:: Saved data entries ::

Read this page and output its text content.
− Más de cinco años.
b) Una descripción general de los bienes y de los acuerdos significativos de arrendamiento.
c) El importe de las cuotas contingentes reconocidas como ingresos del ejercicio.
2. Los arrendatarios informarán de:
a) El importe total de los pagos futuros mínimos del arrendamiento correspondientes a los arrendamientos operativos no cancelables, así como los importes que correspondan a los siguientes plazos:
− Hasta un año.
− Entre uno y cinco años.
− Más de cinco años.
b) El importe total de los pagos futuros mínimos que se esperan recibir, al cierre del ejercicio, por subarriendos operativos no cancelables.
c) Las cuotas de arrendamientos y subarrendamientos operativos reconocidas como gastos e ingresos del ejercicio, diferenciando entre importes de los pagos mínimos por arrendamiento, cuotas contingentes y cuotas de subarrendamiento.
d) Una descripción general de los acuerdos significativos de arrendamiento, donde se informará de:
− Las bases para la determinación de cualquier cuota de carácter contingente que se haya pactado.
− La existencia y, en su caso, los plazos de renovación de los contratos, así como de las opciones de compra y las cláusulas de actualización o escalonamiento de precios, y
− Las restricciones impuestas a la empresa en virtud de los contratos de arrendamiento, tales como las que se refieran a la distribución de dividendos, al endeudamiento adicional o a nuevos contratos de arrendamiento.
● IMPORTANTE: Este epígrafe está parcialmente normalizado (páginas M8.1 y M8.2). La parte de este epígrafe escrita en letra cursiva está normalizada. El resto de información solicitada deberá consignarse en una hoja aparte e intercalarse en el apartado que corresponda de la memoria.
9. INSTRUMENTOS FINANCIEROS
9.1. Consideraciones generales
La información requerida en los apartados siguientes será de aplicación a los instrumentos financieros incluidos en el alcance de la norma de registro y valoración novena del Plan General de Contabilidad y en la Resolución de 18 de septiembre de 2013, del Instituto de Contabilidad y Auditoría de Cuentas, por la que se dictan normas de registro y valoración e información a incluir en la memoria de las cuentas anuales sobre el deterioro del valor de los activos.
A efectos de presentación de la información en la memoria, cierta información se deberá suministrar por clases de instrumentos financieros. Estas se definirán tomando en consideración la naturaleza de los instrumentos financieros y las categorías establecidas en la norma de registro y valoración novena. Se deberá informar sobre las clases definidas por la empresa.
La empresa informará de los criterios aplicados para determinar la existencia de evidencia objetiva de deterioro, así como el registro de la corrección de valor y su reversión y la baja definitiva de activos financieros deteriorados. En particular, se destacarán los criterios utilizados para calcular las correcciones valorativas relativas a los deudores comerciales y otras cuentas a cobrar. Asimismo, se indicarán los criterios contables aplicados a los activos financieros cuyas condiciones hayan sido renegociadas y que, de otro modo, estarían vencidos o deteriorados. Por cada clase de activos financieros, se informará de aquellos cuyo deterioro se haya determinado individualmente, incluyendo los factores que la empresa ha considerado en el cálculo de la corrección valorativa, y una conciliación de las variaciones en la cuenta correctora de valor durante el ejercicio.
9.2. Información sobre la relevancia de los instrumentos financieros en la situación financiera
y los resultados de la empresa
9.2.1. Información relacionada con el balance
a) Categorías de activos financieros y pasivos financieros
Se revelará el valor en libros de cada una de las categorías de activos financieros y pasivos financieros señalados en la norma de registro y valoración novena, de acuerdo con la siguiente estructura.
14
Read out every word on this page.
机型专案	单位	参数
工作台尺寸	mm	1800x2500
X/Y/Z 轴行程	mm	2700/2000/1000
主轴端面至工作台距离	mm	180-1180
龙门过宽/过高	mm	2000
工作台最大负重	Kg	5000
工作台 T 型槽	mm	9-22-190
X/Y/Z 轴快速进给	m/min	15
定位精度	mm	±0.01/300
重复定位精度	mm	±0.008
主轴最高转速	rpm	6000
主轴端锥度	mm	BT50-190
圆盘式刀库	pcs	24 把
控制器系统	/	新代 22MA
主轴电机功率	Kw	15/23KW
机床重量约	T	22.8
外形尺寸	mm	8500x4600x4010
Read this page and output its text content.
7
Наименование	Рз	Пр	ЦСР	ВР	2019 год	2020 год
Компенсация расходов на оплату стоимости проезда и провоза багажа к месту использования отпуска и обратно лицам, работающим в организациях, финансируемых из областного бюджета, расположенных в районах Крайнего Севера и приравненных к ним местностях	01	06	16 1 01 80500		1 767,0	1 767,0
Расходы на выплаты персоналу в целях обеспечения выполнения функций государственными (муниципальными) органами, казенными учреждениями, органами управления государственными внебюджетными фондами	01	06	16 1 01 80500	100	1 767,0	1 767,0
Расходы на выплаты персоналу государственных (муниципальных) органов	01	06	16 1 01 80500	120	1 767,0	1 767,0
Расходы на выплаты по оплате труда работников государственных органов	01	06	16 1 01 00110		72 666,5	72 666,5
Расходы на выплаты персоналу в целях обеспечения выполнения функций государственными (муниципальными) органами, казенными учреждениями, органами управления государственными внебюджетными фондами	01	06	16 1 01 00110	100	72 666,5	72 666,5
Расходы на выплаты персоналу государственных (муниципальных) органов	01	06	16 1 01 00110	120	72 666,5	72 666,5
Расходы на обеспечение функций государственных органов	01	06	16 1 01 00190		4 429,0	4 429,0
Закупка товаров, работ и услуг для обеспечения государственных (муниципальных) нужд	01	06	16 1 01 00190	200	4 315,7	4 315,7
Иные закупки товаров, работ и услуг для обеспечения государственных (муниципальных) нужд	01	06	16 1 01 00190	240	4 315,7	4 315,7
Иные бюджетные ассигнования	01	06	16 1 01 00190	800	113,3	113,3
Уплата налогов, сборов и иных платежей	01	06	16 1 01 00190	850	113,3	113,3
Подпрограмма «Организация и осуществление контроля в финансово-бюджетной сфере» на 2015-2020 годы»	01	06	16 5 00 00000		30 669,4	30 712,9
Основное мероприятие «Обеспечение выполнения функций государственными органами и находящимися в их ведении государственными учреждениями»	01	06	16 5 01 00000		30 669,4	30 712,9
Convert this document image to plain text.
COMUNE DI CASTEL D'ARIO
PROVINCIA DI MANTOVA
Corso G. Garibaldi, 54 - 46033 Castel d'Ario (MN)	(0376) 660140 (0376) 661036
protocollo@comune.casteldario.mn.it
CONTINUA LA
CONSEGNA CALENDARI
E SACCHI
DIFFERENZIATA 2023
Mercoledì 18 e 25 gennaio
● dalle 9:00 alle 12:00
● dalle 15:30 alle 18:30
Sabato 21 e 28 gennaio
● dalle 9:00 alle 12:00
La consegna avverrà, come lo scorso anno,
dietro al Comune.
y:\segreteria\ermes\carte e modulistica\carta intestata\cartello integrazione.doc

:: AIM OF THE EXERCISE ::
Return all of the data exactly as it reads.

:: RESPONSE ::
Read this page and output its text content.
− Más de cinco años.
b) Una descripción general de los bienes y de los acuerdos significativos de arrendamiento.
c) El importe de las cuotas contingentes reconocidas como ingresos del ejercicio.
2. Los arrendatarios informarán de:
a) El importe total de los pagos futuros mínimos del arrendamiento correspondientes a los arrendamientos operativos no cancelables, así como los importes que correspondan a los siguientes plazos:
− Hasta un año.
− Entre uno y cinco años.
− Más de cinco años.
b) El importe total de los pagos futuros mínimos que se esperan recibir, al cierre del ejercicio, por subarriendos operativos no cancelables.
c) Las cuotas de arrendamientos y subarrendamientos operativos reconocidas como gastos e ingresos del ejercicio, diferenciando entre importes de los pagos mínimos por arrendamiento, cuotas contingentes y cuotas de subarrendamiento.
d) Una descripción general de los acuerdos significativos de arrendamiento, donde se informará de:
− Las bases para la determinación de cualquier cuota de carácter contingente que se haya pactado.
− La existencia y, en su caso, los plazos de renovación de los contratos, así como de las opciones de compra y las cláusulas de actualización o escalonamiento de precios, y
− Las restricciones impuestas a la empresa en virtud de los contratos de arrendamiento, tales como las que se refieran a la distribución de dividendos, al endeudamiento adicional o a nuevos contratos de arrendamiento.
● IMPORTANTE: Este epígrafe está parcialmente normalizado (páginas M8.1 y M8.2). La parte de este epígrafe escrita en letra cursiva está normalizada. El resto de información solicitada deberá consignarse en una hoja aparte e intercalarse en el apartado que corresponda de la memoria.
9. INSTRUMENTOS FINANCIEROS
9.1. Consideraciones generales
La información requerida en los apartados siguientes será de aplicación a los instrumentos financieros incluidos en el alcance de la norma de registro y valoración novena del Plan General de Contabilidad y en la Resolución de 18 de septiembre de 2013, del Instituto de Contabilidad y Auditoría de Cuentas, por la que se dictan normas de registro y valoración e información a incluir en la memoria de las cuentas anuales sobre el deterioro del valor de los activos.
A efectos de presentación de la información en la memoria, cierta información se deberá suministrar por clases de instrumentos financieros. Estas se definirán tomando en consideración la naturaleza de los instrumentos financieros y las categorías establecidas en la norma de registro y valoración novena. Se deberá informar sobre las clases definidas por la empresa.
La empresa informará de los criterios aplicados para determinar la existencia de evidencia objetiva de deterioro, así como el registro de la corrección de valor y su reversión y la baja definitiva de activos financieros deteriorados. En particular, se destacarán los criterios utilizados para calcular las correcciones valorativas relativas a los deudores comerciales y otras cuentas a cobrar. Asimismo, se indicarán los criterios contables aplicados a los activos financieros cuyas condiciones hayan sido renegociadas y que, de otro modo, estarían vencidos o deteriorados. Por cada clase de activos financieros, se informará de aquellos cuyo deterioro se haya determinado individualmente, incluyendo los factores que la empresa ha considerado en el cálculo de la corrección valorativa, y una conciliación de las variaciones en la cuenta correctora de valor durante el ejercicio.
9.2. Información sobre la relevancia de los instrumentos financieros en la situación financiera
y los resultados de la empresa
9.2.1. Información relacionada con el balance
a) Categorías de activos financieros y pasivos financieros
Se revelará el valor en libros de cada una de las categorías de activos financieros y pasivos financieros señalados en la norma de registro y valoración novena, de acuerdo con la siguiente estructura.
14
Read out every word on this page.
机型专案	单位	参数
工作台尺寸	mm	1800x2500
X/Y/Z 轴行程	mm	2700/2000/1000
主轴端面至工作台距离	mm	180-1180
龙门过宽/过高	mm	2000
工作台最大负重	Kg	5000
工作台 T 型槽	mm	9-22-190
X/Y/Z 轴快速进给	m/min	15
定位精度	mm	±0.01/300
重复定位精度	mm	±0.008
主轴最高转速	rpm	6000
主轴端锥度	mm	BT50-190
圆盘式刀库	pcs	24 把
控制器系统	/	新代 22MA
主轴电机功率	Kw	15/23KW
机床重量约	T	22.8
外形尺寸	mm	8500x4600x4010
Read this page and output its text content.
7
Наименование	Рз	Пр	ЦСР	ВР	2019 год	2020 год
Компенсация расходов на оплату стоимости проезда и провоза багажа к месту использования отпуска и обратно лицам, работающим в организациях, финансируемых из областного бюджета, расположенных в районах Крайнего Севера и приравненных к ним местностях	01	06	16 1 01 80500		1 767,0	1 767,0
Расходы на выплаты персоналу в целях обеспечения выполнения функций государственными (муниципальными) органами, казенными учреждениями, органами управления государственными внебюджетными фондами	01	06	16 1 01 80500	100	1 767,0	1 767,0
Расходы на выплаты персоналу государственных (муниципальных) органов	01	06	16 1 01 80500	120	1 767,0	1 767,0
Расходы на выплаты по оплате труда работников государственных органов	01	06	16 1 01 00110		72 666,5	72 666,5
Расходы на выплаты персоналу в целях обеспечения выполнения функций государственными (муниципальными) органами, казенными учреждениями, органами управления государственными внебюджетными фондами	01	06	16 1 01 00110	100	72 666,5	72 666,5
Расходы на выплаты персоналу государственных (муниципальных) органов	01	06	16 1 01 00110	120	72 666,5	72 666,5
Расходы на обеспечение функций государственных органов	01	06	16 1 01 00190		4 429,0	4 429,0
Закупка товаров, работ и услуг для обеспечения государственных (муниципальных) нужд	01	06	16 1 01 00190	200	4 315,7	4 315,7
Иные закупки товаров, работ и услуг для обеспечения государственных (муниципальных) нужд	01	06	16 1 01 00190	240	4 315,7	4 315,7
Иные бюджетные ассигнования	01	06	16 1 01 00190	800	113,3	113,3
Уплата налогов, сборов и иных платежей	01	06	16 1 01 00190	850	113,3	113,3
Подпрограмма «Организация и осуществление контроля в финансово-бюджетной сфере» на 2015-2020 годы»	01	06	16 5 00 00000		30 669,4	30 712,9
Основное мероприятие «Обеспечение выполнения функций государственными органами и находящимися в их ведении государственными учреждениями»	01	06	16 5 01 00000		30 669,4	30 712,9
Convert this document image to plain text.
COMUNE DI CASTEL D'ARIO
PROVINCIA DI MANTOVA
Corso G. Garibaldi, 54 - 46033 Castel d'Ario (MN)	(0376) 660140 (0376) 661036
protocollo@comune.casteldario.mn.it
CONTINUA LA
CONSEGNA CALENDARI
E SACCHI
DIFFERENZIATA 2023
Mercoledì 18 e 25 gennaio
● dalle 9:00 alle 12:00
● dalle 15:30 alle 18:30
Sabato 21 e 28 gennaio
● dalle 9:00 alle 12:00
La consegna avverrà, come lo scorso anno,
dietro al Comune.
y:\segreteria\ermes\carte e modulistica\carta intestata\cartello integrazione.doc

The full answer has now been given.